- Task instructions -
Sift the material for lines containing "Speichern", and return them.

● ● ● ●

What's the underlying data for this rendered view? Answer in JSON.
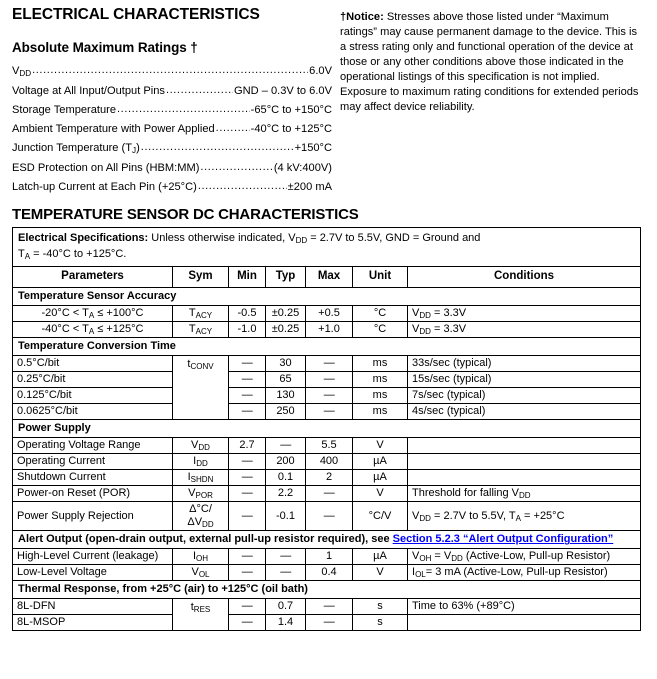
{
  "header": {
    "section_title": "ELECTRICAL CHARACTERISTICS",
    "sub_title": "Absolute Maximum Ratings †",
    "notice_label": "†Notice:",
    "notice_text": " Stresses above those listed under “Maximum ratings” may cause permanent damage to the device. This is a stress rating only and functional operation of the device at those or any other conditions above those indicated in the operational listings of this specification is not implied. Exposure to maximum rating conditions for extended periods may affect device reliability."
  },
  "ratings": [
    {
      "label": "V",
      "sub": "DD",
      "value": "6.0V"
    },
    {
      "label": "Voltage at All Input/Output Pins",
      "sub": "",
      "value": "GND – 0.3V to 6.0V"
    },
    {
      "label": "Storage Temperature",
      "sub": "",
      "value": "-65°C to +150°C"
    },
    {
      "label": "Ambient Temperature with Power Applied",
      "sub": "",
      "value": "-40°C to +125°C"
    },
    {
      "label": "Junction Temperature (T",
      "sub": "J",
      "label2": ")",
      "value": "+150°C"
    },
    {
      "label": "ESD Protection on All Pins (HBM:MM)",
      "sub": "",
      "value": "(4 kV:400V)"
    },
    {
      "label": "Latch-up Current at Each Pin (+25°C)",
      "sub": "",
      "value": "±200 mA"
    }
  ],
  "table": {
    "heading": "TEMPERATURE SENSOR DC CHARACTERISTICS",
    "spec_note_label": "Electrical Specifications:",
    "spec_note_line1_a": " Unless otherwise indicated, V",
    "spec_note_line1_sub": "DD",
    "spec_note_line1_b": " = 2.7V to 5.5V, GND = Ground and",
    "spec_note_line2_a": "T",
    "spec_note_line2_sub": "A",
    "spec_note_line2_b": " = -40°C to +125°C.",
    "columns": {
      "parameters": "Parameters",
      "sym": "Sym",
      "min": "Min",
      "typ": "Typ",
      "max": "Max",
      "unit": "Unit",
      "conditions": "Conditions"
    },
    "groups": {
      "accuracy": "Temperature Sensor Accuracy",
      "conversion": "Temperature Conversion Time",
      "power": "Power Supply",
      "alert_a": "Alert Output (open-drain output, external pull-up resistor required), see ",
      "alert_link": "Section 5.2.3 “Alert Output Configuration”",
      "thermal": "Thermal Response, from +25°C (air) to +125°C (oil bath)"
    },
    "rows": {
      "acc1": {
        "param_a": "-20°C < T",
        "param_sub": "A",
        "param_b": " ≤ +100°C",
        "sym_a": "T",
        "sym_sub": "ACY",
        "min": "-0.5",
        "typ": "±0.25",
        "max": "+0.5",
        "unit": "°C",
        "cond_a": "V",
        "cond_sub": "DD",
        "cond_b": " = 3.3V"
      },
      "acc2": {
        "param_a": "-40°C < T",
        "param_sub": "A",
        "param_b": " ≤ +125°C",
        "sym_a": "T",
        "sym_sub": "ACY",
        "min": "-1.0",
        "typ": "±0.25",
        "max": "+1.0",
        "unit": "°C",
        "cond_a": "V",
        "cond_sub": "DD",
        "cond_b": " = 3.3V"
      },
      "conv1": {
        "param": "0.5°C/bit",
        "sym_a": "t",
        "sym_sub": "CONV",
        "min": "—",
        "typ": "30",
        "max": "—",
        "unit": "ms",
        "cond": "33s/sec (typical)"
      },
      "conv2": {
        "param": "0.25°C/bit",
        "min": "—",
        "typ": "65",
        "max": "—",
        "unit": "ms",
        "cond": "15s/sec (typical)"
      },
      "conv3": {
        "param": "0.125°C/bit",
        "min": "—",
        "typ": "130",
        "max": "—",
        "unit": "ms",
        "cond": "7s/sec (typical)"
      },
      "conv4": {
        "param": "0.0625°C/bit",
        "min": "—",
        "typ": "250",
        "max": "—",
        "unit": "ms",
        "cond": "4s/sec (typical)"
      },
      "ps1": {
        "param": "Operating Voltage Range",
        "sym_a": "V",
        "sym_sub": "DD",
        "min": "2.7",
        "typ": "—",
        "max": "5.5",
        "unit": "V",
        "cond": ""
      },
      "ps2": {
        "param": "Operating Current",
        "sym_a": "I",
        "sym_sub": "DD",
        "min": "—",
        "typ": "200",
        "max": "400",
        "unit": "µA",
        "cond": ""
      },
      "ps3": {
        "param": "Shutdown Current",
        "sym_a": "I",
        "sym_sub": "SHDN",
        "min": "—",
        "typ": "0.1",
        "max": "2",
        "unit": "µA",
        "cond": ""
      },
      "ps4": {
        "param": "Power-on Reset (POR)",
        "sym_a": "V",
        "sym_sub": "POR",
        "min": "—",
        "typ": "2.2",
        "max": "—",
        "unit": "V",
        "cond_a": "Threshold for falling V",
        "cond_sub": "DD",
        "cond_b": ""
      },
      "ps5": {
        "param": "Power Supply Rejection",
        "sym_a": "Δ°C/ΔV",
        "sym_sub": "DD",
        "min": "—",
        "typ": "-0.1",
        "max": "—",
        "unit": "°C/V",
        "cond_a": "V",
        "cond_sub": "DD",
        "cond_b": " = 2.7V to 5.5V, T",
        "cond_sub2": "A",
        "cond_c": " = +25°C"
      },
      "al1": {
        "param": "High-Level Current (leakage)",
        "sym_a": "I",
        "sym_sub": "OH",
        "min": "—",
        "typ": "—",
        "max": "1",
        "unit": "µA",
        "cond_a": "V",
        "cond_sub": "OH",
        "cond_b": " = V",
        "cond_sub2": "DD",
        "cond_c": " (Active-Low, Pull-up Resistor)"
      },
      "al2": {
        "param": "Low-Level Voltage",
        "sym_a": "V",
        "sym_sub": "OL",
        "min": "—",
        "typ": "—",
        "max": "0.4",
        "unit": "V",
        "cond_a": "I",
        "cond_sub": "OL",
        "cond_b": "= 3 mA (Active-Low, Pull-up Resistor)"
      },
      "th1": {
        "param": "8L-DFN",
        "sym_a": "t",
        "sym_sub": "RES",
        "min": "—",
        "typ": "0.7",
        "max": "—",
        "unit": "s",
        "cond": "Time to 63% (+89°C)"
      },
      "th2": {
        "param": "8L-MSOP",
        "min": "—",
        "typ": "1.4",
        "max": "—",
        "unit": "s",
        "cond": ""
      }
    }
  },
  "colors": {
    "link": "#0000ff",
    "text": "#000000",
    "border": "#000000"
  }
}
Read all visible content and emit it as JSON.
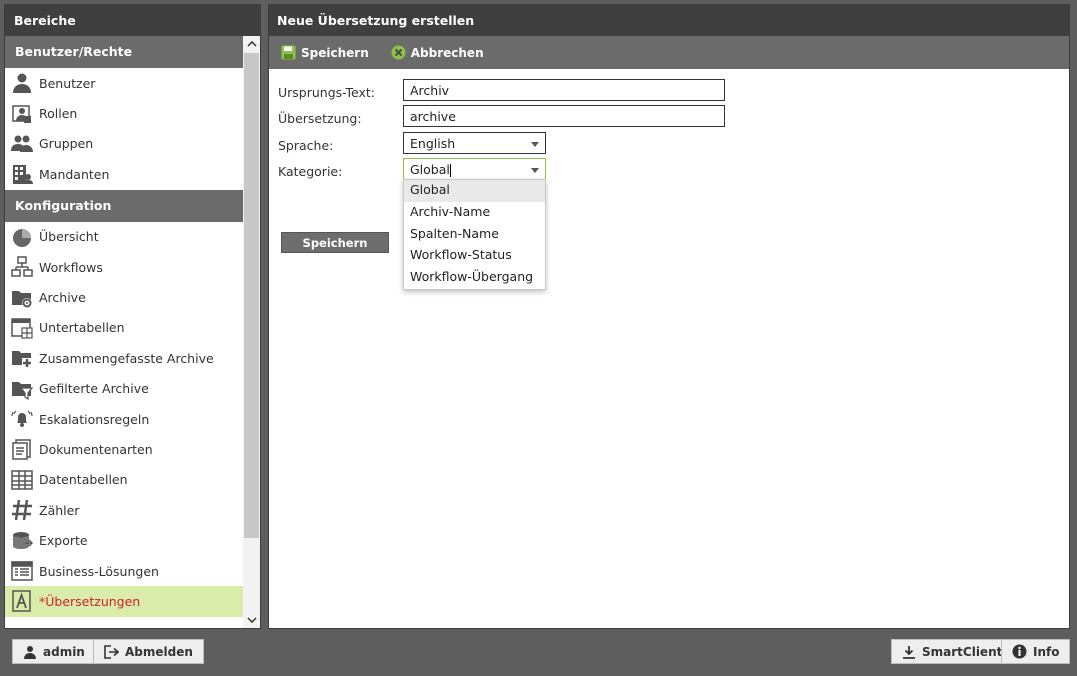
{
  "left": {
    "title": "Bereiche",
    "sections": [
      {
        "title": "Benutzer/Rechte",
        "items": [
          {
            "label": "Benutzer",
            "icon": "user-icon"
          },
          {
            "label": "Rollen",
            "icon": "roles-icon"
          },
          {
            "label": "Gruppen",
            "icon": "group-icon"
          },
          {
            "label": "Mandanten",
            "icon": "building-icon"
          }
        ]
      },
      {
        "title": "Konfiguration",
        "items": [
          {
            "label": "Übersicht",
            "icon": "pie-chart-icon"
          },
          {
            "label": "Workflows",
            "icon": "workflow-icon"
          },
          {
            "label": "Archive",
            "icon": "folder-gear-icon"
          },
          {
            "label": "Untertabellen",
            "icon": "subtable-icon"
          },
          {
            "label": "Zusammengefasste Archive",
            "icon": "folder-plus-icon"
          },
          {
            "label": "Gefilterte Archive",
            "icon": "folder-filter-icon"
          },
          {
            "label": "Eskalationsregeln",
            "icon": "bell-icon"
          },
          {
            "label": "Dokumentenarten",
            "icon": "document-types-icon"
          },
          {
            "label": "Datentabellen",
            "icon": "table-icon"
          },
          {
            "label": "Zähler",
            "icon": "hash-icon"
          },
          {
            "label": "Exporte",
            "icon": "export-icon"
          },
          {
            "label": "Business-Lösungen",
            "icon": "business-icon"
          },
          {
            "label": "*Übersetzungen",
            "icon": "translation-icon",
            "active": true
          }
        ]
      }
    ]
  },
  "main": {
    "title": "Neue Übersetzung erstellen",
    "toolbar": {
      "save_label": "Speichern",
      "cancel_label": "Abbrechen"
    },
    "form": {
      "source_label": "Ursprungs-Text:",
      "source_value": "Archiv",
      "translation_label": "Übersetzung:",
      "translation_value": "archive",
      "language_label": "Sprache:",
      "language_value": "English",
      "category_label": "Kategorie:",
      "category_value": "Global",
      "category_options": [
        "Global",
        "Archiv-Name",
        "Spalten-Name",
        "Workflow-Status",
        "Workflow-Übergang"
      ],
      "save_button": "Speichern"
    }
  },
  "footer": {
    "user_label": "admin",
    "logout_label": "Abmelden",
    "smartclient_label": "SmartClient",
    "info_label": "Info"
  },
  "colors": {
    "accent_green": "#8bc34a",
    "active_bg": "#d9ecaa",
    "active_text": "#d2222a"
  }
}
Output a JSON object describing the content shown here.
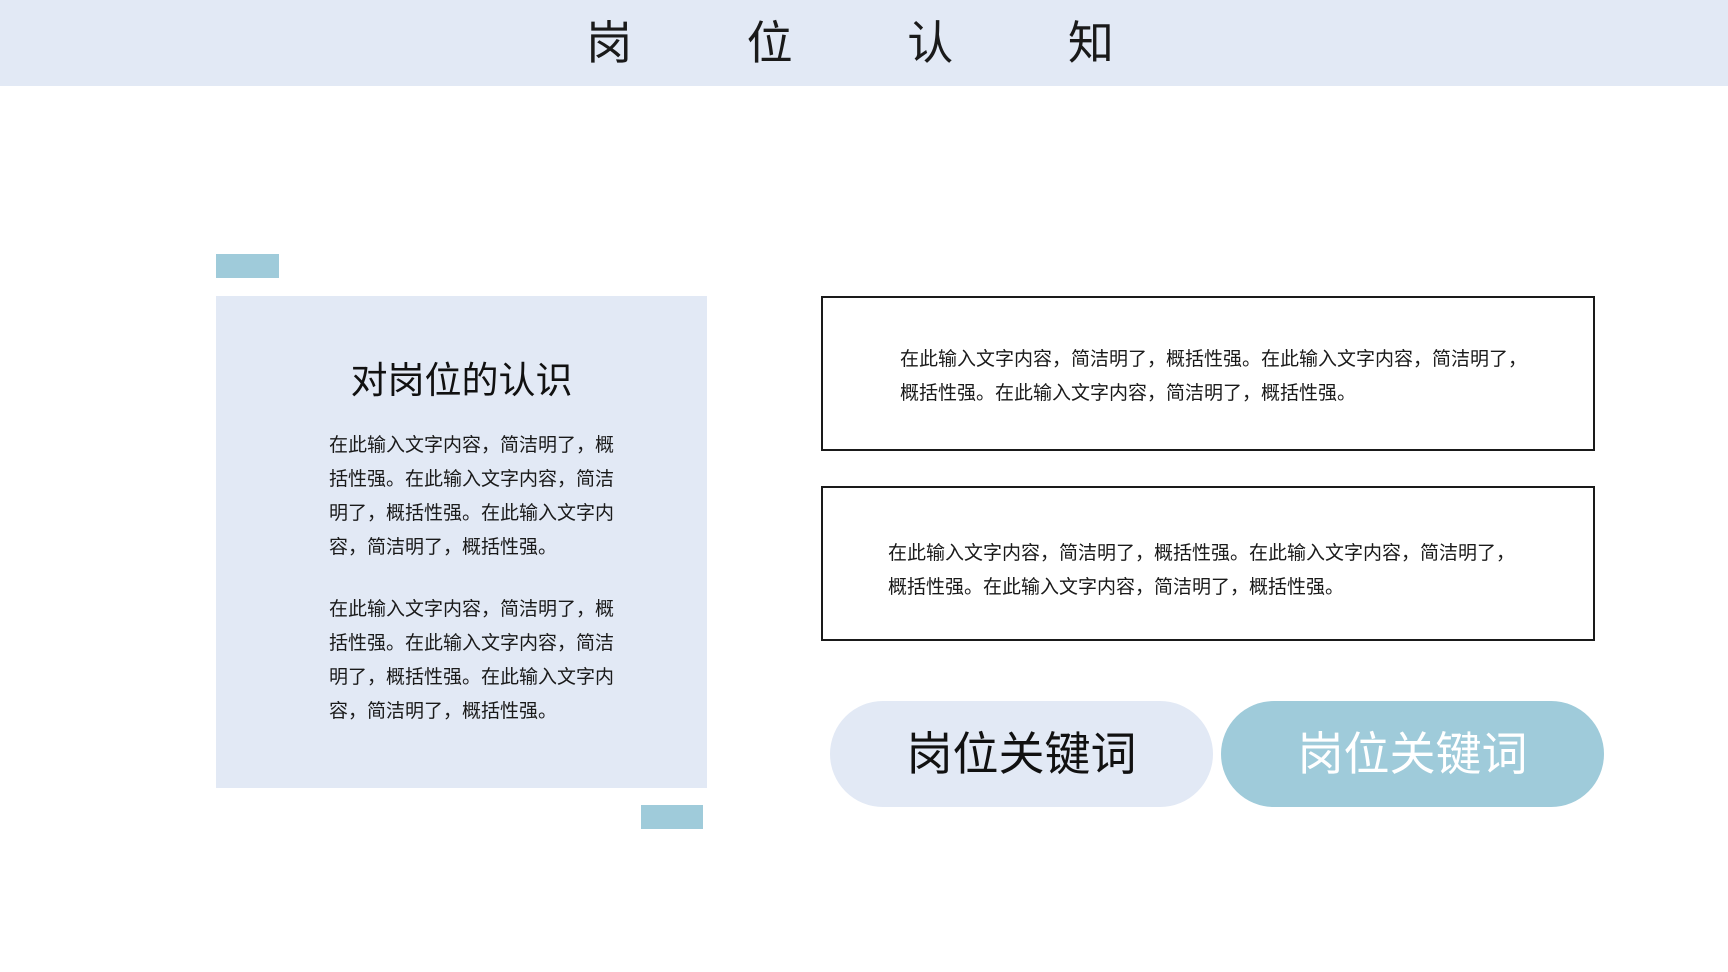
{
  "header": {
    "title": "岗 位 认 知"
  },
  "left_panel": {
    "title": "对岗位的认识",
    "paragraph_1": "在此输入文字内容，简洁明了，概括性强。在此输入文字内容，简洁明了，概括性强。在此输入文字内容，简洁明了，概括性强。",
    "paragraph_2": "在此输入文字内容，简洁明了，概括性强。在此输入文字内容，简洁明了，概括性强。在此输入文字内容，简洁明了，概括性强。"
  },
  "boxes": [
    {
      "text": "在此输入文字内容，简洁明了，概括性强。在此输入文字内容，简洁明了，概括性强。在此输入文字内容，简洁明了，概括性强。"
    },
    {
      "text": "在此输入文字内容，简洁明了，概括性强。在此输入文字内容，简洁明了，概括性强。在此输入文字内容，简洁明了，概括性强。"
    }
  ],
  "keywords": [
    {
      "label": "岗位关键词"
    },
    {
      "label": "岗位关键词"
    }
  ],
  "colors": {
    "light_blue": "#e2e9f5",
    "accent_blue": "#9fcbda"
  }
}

● ● ● ●

- Result of the task -
      "save_label": "Speichern",
      "save_button": "Speichern"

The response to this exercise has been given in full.